Task goal:
Reproduce all of the data below without alteration; exclude every picture.

Material for this task:
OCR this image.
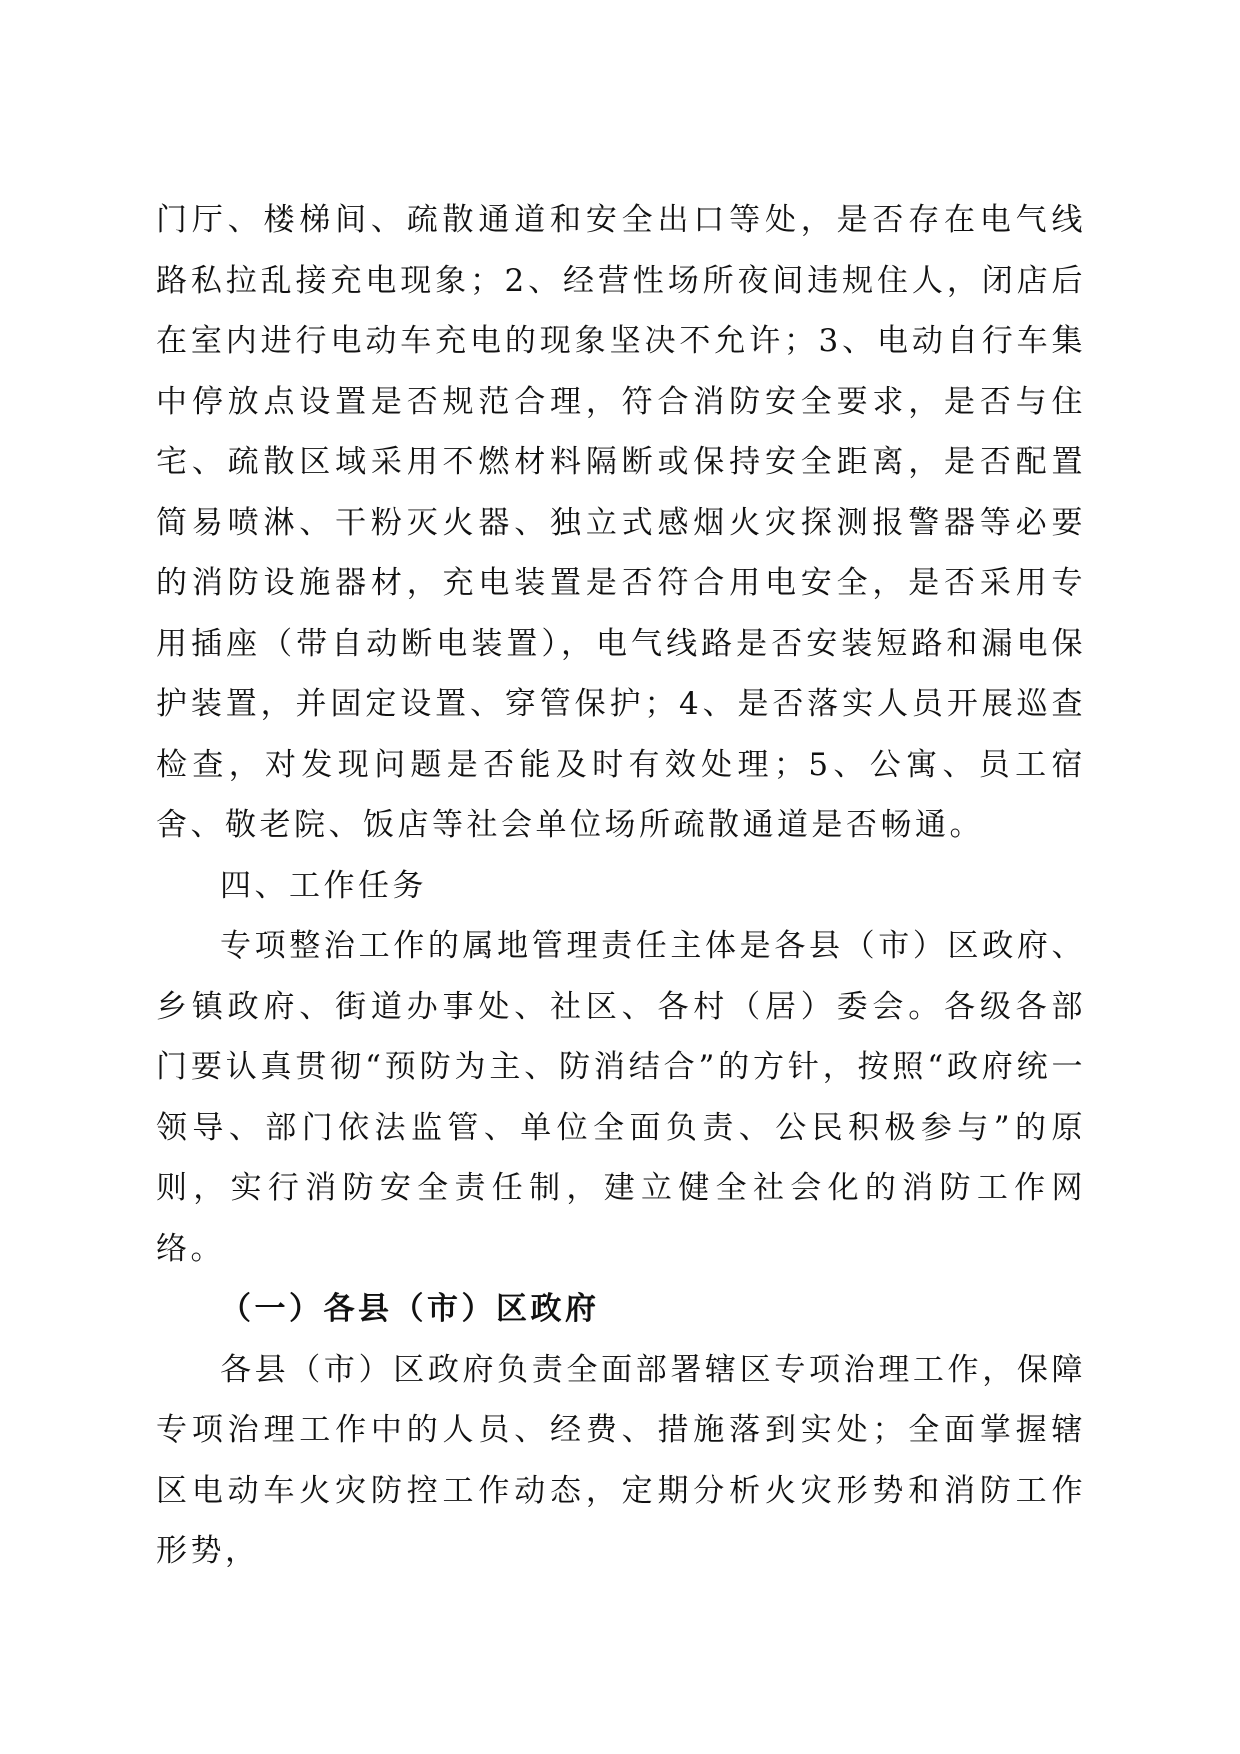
门厅、楼梯间、疏散通道和安全出口等处，是否存在电气线路私拉乱接充电现象；2、经营性场所夜间违规住人，闭店后在室内进行电动车充电的现象坚决不允许；3、电动自行车集中停放点设置是否规范合理，符合消防安全要求，是否与住宅、疏散区域采用不燃材料隔断或保持安全距离，是否配置简易喷淋、干粉灭火器、独立式感烟火灾探测报警器等必要的消防设施器材，充电装置是否符合用电安全，是否采用专用插座（带自动断电装置），电气线路是否安装短路和漏电保护装置，并固定设置、穿管保护；4、是否落实人员开展巡查检查，对发现问题是否能及时有效处理；5、公寓、员工宿舍、敬老院、饭店等社会单位场所疏散通道是否畅通。

四、工作任务

专项整治工作的属地管理责任主体是各县（市）区政府、乡镇政府、街道办事处、社区、各村（居）委会。各级各部门要认真贯彻“预防为主、防消结合”的方针，按照“政府统一领导、部门依法监管、单位全面负责、公民积极参与”的原则，实行消防安全责任制，建立健全社会化的消防工作网络。

（一）各县（市）区政府

各县（市）区政府负责全面部署辖区专项治理工作，保障专项治理工作中的人员、经费、措施落到实处；全面掌握辖区电动车火灾防控工作动态，定期分析火灾形势和消防工作形势，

In response:
OCR this image.
门厅、楼梯间、疏散通道和安全出口等处，是否存在电气线路私拉乱接充电现象；2、经营性场所夜间违规住人，闭店后在室内进行电动车充电的现象坚决不允许；3、电动自行车集中停放点设置是否规范合理，符合消防安全要求，是否与住宅、疏散区域采用不燃材料隔断或保持安全距离，是否配置简易喷淋、干粉灭火器、独立式感烟火灾探测报警器等必要的消防设施器材，充电装置是否符合用电安全，是否采用专用插座（带自动断电装置），电气线路是否安装短路和漏电保护装置，并固定设置、穿管保护；4、是否落实人员开展巡查检查，对发现问题是否能及时有效处理；5、公寓、员工宿舍、敬老院、饭店等社会单位场所疏散通道是否畅通。

四、工作任务

专项整治工作的属地管理责任主体是各县（市）区政府、乡镇政府、街道办事处、社区、各村（居）委会。各级各部门要认真贯彻“预防为主、防消结合”的方针，按照“政府统一领导、部门依法监管、单位全面负责、公民积极参与”的原则，实行消防安全责任制，建立健全社会化的消防工作网络。

（一）各县（市）区政府

各县（市）区政府负责全面部署辖区专项治理工作，保障专项治理工作中的人员、经费、措施落到实处；全面掌握辖区电动车火灾防控工作动态，定期分析火灾形势和消防工作形势，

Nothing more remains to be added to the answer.